MATERIAL TO PROCESS:
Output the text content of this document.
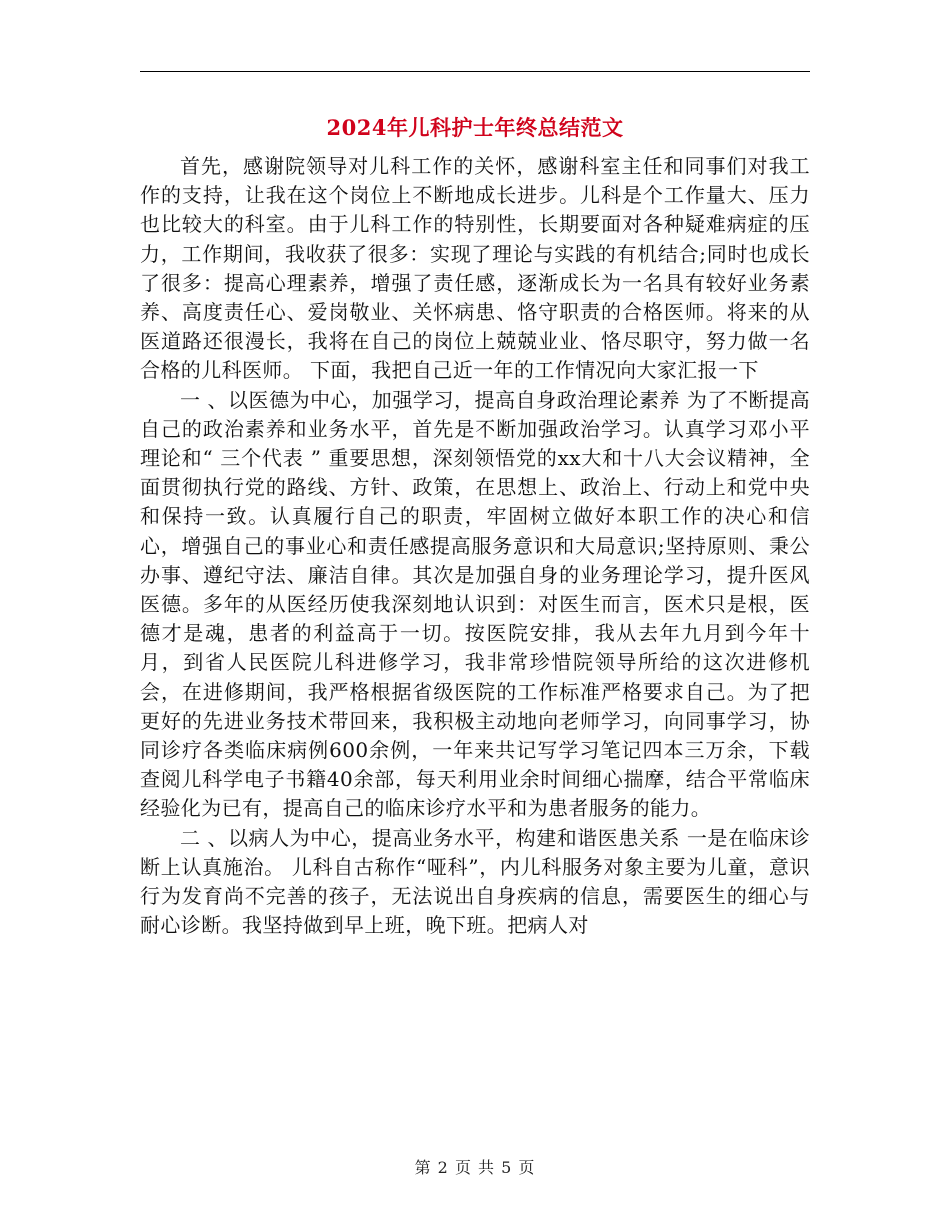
2024年儿科护士年终总结范文

首先，感谢院领导对儿科工作的关怀，感谢科室主任和同事们对我工作的支持，让我在这个岗位上不断地成长进步。儿科是个工作量大、压力也比较大的科室。由于儿科工作的特别性，长期要面对各种疑难病症的压力，工作期间，我收获了很多：实现了理论与实践的有机结合;同时也成长了很多：提高心理素养，增强了责任感，逐渐成长为一名具有较好业务素养、高度责任心、爱岗敬业、关怀病患、恪守职责的合格医师。将来的从医道路还很漫长，我将在自己的岗位上兢兢业业、恪尽职守，努力做一名合格的儿科医师。 下面，我把自己近一年的工作情况向大家汇报一下

一 、以医德为中心，加强学习，提高自身政治理论素养 为了不断提高自己的政治素养和业务水平，首先是不断加强政治学习。认真学习邓小平理论和“ 三个代表 ” 重要思想，深刻领悟党的xx大和十八大会议精神，全面贯彻执行党的路线、方针、政策，在思想上、政治上、行动上和党中央和保持一致。认真履行自己的职责，牢固树立做好本职工作的决心和信心，增强自己的事业心和责任感提高服务意识和大局意识;坚持原则、秉公办事、遵纪守法、廉洁自律。其次是加强自身的业务理论学习，提升医风医德。多年的从医经历使我深刻地认识到：对医生而言，医术只是根，医德才是魂，患者的利益高于一切。按医院安排，我从去年九月到今年十月，到省人民医院儿科进修学习，我非常珍惜院领导所给的这次进修机会，在进修期间，我严格根据省级医院的工作标准严格要求自己。为了把更好的先进业务技术带回来，我积极主动地向老师学习，向同事学习，协同诊疗各类临床病例600余例，一年来共记写学习笔记四本三万余，下载查阅儿科学电子书籍40余部，每天利用业余时间细心揣摩，结合平常临床经验化为已有，提高自己的临床诊疗水平和为患者服务的能力。

二 、以病人为中心，提高业务水平，构建和谐医患关系 一是在临床诊断上认真施治。 儿科自古称作“哑科”，内儿科服务对象主要为儿童，意识行为发育尚不完善的孩子，无法说出自身疾病的信息，需要医生的细心与耐心诊断。我坚持做到早上班，晚下班。把病人对

第 2 页 共 5 页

AIM OF THE EXERCISE: Print out every entry above without changing a word, and leave out the pictures.

SOLUTION FOR THIS PROBLEM:
Output the text content of this document.
2024年儿科护士年终总结范文

首先，感谢院领导对儿科工作的关怀，感谢科室主任和同事们对我工作的支持，让我在这个岗位上不断地成长进步。儿科是个工作量大、压力也比较大的科室。由于儿科工作的特别性，长期要面对各种疑难病症的压力，工作期间，我收获了很多：实现了理论与实践的有机结合;同时也成长了很多：提高心理素养，增强了责任感，逐渐成长为一名具有较好业务素养、高度责任心、爱岗敬业、关怀病患、恪守职责的合格医师。将来的从医道路还很漫长，我将在自己的岗位上兢兢业业、恪尽职守，努力做一名合格的儿科医师。 下面，我把自己近一年的工作情况向大家汇报一下

一 、以医德为中心，加强学习，提高自身政治理论素养 为了不断提高自己的政治素养和业务水平，首先是不断加强政治学习。认真学习邓小平理论和“ 三个代表 ” 重要思想，深刻领悟党的xx大和十八大会议精神，全面贯彻执行党的路线、方针、政策，在思想上、政治上、行动上和党中央和保持一致。认真履行自己的职责，牢固树立做好本职工作的决心和信心，增强自己的事业心和责任感提高服务意识和大局意识;坚持原则、秉公办事、遵纪守法、廉洁自律。其次是加强自身的业务理论学习，提升医风医德。多年的从医经历使我深刻地认识到：对医生而言，医术只是根，医德才是魂，患者的利益高于一切。按医院安排，我从去年九月到今年十月，到省人民医院儿科进修学习，我非常珍惜院领导所给的这次进修机会，在进修期间，我严格根据省级医院的工作标准严格要求自己。为了把更好的先进业务技术带回来，我积极主动地向老师学习，向同事学习，协同诊疗各类临床病例600余例，一年来共记写学习笔记四本三万余，下载查阅儿科学电子书籍40余部，每天利用业余时间细心揣摩，结合平常临床经验化为已有，提高自己的临床诊疗水平和为患者服务的能力。

二 、以病人为中心，提高业务水平，构建和谐医患关系 一是在临床诊断上认真施治。 儿科自古称作“哑科”，内儿科服务对象主要为儿童，意识行为发育尚不完善的孩子，无法说出自身疾病的信息，需要医生的细心与耐心诊断。我坚持做到早上班，晚下班。把病人对

第 2 页 共 5 页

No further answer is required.